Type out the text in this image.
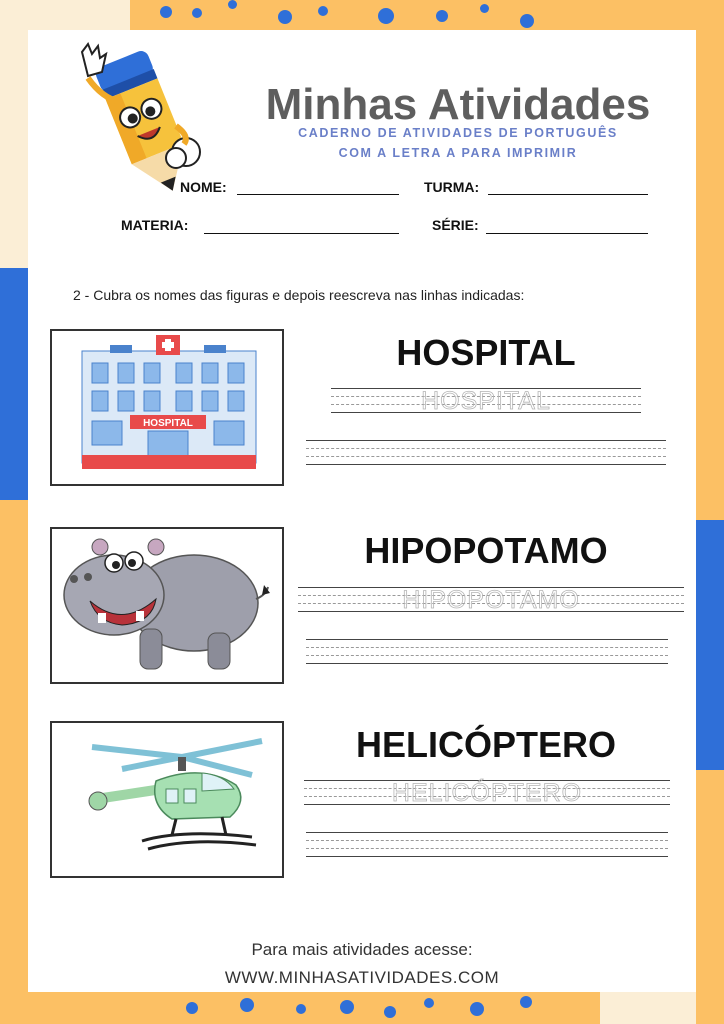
Minhas Atividades
CADERNO DE ATIVIDADES DE PORTUGUÊS
COM A LETRA A PARA IMPRIMIR
NOME:	TURMA:
MATERIA:	SÉRIE:
2 - Cubra os nomes das figuras e depois reescreva nas linhas indicadas:
HOSPITAL
HOSPITAL
HOSPITAL
HIPOPOTAMO
HIPOPOTAMO
HELICÓPTERO
HELICÓPTERO
Para mais atividades acesse:
WWW.MINHASATIVIDADES.COM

What is required: Restate each entry word for word, please, but drop any images it holds.

Task solution:
Type out the text in this image.
Minhas Atividades
CADERNO DE ATIVIDADES DE PORTUGUÊS
COM A LETRA A PARA IMPRIMIR
NOME:	TURMA:
MATERIA:	SÉRIE:
2 - Cubra os nomes das figuras e depois reescreva nas linhas indicadas:
HOSPITAL
HOSPITAL
HOSPITAL
HIPOPOTAMO
HIPOPOTAMO
HELICÓPTERO
HELICÓPTERO
Para mais atividades acesse:
WWW.MINHASATIVIDADES.COM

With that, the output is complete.